Within the records that follow, find every line containing the string "morning". Copy those lines.

* **TASK INPUTS**:

>> BEGIN

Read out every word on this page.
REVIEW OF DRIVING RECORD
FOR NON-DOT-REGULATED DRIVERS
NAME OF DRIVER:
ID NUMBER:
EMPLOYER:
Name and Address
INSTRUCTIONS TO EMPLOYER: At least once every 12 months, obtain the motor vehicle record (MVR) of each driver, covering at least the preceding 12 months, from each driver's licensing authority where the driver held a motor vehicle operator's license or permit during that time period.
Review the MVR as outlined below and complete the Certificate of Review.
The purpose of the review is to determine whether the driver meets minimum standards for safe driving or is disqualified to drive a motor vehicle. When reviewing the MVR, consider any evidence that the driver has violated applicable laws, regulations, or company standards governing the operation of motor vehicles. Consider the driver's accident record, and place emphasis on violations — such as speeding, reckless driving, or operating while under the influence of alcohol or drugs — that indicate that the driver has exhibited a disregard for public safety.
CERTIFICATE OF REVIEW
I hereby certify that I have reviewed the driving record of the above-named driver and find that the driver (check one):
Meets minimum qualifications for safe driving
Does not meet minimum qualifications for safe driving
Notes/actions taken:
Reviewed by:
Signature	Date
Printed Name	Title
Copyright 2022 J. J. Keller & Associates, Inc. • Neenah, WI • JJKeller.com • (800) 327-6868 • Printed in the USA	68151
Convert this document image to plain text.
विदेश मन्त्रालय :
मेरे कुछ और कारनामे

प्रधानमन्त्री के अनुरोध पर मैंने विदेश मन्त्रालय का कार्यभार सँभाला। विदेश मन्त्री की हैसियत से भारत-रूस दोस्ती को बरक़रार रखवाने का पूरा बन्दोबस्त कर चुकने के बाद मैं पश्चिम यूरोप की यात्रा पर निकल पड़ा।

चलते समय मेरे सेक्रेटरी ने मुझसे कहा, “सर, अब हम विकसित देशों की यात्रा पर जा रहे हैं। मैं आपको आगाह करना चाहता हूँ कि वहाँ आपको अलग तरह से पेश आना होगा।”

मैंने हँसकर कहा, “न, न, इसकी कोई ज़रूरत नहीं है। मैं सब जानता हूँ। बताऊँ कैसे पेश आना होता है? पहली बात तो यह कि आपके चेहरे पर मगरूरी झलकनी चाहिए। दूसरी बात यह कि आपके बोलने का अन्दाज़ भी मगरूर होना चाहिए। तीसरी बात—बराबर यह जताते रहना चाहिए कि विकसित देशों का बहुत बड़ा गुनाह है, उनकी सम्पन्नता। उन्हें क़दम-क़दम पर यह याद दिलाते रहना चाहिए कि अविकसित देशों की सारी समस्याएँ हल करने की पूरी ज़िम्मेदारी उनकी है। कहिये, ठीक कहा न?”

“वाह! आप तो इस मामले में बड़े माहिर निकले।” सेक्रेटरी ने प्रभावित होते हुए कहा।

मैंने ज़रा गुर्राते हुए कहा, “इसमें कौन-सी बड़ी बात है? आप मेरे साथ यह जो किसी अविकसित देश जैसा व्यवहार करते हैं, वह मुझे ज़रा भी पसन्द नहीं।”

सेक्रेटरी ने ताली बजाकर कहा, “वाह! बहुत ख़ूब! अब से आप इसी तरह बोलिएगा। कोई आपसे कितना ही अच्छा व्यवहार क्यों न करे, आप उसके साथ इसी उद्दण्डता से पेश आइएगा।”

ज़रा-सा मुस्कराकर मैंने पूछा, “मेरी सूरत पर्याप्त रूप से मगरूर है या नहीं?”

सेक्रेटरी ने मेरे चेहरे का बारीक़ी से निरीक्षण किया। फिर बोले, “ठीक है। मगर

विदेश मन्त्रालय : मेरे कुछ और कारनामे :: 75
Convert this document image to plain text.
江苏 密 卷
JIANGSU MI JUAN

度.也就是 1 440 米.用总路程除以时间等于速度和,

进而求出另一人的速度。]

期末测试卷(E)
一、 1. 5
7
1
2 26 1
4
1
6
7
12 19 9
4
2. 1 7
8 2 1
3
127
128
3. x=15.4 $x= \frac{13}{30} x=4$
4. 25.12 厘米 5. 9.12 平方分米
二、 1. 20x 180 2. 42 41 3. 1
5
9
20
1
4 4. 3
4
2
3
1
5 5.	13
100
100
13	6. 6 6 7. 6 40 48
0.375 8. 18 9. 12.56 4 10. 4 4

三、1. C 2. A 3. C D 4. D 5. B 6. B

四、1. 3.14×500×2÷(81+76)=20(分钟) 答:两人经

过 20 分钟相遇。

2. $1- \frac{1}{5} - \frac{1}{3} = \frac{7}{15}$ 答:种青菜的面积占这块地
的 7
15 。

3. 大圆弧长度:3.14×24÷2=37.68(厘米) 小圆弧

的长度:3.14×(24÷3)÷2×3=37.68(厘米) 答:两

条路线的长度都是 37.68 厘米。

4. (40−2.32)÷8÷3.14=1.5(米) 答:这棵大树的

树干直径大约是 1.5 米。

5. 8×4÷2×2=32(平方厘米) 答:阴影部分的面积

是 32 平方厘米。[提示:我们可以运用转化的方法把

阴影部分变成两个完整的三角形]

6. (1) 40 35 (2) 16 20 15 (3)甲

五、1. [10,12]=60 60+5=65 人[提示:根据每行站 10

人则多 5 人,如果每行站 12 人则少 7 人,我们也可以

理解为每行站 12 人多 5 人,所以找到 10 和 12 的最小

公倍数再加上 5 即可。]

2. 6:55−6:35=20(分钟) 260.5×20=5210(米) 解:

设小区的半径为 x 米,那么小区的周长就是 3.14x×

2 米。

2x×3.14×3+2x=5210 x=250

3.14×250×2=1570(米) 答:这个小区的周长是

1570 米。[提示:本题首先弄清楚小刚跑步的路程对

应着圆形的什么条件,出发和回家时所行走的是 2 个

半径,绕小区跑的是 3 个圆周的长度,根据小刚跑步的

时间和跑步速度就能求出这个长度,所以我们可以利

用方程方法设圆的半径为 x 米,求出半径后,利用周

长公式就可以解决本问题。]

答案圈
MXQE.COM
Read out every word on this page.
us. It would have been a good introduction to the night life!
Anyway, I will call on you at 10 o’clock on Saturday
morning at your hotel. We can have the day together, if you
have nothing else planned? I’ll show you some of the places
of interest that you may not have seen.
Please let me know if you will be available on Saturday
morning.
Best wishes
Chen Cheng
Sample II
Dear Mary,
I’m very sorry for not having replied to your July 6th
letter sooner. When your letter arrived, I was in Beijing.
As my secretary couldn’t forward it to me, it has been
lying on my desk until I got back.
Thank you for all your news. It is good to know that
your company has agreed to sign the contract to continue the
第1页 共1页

>> END

* **RESPONSE FOR THIS EXERCISE**:
morning at your hotel. We can have the day together, if you
morning.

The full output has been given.